> **ASSIGNED TASK**
In the data below, find every line with the word "American" and copy it.

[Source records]
....

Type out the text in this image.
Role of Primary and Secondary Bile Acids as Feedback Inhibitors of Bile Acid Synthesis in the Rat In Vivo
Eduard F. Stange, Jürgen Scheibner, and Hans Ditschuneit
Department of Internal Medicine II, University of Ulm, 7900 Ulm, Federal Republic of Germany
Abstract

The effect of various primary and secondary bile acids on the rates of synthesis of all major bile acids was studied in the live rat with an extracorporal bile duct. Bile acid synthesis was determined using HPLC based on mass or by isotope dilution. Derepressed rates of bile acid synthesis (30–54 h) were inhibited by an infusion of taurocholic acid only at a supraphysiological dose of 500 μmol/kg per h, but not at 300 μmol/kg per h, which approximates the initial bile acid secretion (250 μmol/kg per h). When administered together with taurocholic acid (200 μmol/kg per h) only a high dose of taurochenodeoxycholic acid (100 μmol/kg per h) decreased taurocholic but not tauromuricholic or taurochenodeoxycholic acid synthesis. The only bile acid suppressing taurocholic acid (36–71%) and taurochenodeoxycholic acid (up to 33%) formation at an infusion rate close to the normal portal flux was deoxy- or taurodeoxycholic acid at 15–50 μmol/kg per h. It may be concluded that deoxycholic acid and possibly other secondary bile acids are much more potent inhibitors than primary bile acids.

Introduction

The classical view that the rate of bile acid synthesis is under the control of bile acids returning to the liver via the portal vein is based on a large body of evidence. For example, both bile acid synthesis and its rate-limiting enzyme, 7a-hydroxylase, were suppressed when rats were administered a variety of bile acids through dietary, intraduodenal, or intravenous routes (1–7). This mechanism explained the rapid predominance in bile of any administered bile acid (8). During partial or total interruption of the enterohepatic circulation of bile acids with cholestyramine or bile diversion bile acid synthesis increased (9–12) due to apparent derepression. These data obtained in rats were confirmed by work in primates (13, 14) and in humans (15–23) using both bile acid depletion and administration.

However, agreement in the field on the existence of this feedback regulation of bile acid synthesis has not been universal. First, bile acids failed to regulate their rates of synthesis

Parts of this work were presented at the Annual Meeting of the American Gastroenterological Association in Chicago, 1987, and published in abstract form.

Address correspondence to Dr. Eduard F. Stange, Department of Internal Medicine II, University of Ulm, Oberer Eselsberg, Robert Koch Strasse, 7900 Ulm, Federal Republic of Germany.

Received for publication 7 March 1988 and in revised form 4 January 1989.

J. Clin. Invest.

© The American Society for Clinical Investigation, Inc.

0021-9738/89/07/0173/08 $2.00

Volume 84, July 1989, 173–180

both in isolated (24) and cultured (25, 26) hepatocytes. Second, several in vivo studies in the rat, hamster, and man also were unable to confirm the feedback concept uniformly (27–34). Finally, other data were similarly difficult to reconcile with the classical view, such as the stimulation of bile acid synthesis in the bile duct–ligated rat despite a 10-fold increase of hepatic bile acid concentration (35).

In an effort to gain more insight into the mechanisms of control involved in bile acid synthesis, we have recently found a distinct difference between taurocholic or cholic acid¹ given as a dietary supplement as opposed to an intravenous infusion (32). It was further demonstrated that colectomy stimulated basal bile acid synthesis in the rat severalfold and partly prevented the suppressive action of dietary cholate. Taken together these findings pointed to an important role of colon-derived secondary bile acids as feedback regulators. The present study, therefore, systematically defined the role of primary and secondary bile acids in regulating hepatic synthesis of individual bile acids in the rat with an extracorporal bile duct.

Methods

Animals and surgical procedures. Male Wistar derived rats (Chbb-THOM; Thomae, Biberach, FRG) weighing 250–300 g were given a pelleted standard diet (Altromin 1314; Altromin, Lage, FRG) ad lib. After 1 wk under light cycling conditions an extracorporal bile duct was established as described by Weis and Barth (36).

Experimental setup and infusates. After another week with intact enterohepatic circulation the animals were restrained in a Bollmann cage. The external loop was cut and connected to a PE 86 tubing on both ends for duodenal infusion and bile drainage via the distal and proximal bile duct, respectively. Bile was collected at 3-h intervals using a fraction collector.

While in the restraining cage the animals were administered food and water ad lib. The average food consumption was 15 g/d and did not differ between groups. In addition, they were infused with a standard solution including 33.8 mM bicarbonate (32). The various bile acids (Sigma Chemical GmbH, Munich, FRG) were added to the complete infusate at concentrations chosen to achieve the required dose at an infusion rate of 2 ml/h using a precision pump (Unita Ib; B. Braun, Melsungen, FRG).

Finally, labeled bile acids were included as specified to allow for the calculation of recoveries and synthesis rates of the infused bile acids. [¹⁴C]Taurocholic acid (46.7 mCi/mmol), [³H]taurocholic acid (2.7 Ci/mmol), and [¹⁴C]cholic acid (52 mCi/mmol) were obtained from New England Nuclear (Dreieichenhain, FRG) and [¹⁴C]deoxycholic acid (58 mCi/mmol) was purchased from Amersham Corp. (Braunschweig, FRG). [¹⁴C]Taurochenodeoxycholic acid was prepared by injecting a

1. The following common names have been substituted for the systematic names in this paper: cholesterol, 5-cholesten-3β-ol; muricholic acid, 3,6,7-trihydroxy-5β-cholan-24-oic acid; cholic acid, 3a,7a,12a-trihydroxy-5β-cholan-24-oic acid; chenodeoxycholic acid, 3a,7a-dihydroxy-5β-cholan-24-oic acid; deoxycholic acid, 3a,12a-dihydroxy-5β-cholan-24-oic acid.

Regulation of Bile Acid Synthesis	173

....

> **TASK RESPONSE**
Parts of this work were presented at the Annual Meeting of the American Gastroenterological Association in Chicago, 1987, and published in abstract form.
© The American Society for Clinical Investigation, Inc.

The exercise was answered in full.